→ **EXERCISE INSTRUCTIONS**:
Could you write out every entry exactly as it stands?

→ **DATA TO PROCESS**:
++++++++++

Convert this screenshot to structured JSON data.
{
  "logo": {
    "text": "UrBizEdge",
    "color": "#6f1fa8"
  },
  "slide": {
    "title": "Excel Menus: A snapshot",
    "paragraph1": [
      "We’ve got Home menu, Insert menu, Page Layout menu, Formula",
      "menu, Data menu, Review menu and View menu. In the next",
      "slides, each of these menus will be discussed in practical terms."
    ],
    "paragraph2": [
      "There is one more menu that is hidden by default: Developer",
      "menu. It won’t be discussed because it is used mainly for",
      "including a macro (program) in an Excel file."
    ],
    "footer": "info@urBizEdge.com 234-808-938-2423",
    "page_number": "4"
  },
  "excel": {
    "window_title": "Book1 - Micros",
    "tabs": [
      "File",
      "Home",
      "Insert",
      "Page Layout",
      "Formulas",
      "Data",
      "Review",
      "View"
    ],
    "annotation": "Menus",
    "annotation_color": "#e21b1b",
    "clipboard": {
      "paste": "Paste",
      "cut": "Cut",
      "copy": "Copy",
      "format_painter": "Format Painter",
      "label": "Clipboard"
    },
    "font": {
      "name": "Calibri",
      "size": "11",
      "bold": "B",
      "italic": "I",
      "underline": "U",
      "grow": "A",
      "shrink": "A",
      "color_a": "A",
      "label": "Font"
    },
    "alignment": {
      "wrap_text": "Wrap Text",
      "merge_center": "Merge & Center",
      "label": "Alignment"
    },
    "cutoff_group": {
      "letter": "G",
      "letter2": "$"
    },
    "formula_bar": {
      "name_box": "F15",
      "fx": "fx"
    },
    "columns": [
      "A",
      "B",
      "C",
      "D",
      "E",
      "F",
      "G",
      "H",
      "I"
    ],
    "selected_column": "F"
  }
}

++++++++++

→ **CORRECT OUTPUT**:
Convert this screenshot to structured JSON data.
{
  "logo": {
    "text": "UrBizEdge",
    "color": "#6f1fa8"
  },
  "slide": {
    "title": "Excel Menus: A snapshot",
    "paragraph1": [
      "We’ve got Home menu, Insert menu, Page Layout menu, Formula",
      "menu, Data menu, Review menu and View menu. In the next",
      "slides, each of these menus will be discussed in practical terms."
    ],
    "paragraph2": [
      "There is one more menu that is hidden by default: Developer",
      "menu. It won’t be discussed because it is used mainly for",
      "including a macro (program) in an Excel file."
    ],
    "footer": "info@urBizEdge.com 234-808-938-2423",
    "page_number": "4"
  },
  "excel": {
    "window_title": "Book1 - Micros",
    "tabs": [
      "File",
      "Home",
      "Insert",
      "Page Layout",
      "Formulas",
      "Data",
      "Review",
      "View"
    ],
    "annotation": "Menus",
    "annotation_color": "#e21b1b",
    "clipboard": {
      "paste": "Paste",
      "cut": "Cut",
      "copy": "Copy",
      "format_painter": "Format Painter",
      "label": "Clipboard"
    },
    "font": {
      "name": "Calibri",
      "size": "11",
      "bold": "B",
      "italic": "I",
      "underline": "U",
      "grow": "A",
      "shrink": "A",
      "color_a": "A",
      "label": "Font"
    },
    "alignment": {
      "wrap_text": "Wrap Text",
      "merge_center": "Merge & Center",
      "label": "Alignment"
    },
    "cutoff_group": {
      "letter": "G",
      "letter2": "$"
    },
    "formula_bar": {
      "name_box": "F15",
      "fx": "fx"
    },
    "columns": [
      "A",
      "B",
      "C",
      "D",
      "E",
      "F",
      "G",
      "H",
      "I"
    ],
    "selected_column": "F"
  }
}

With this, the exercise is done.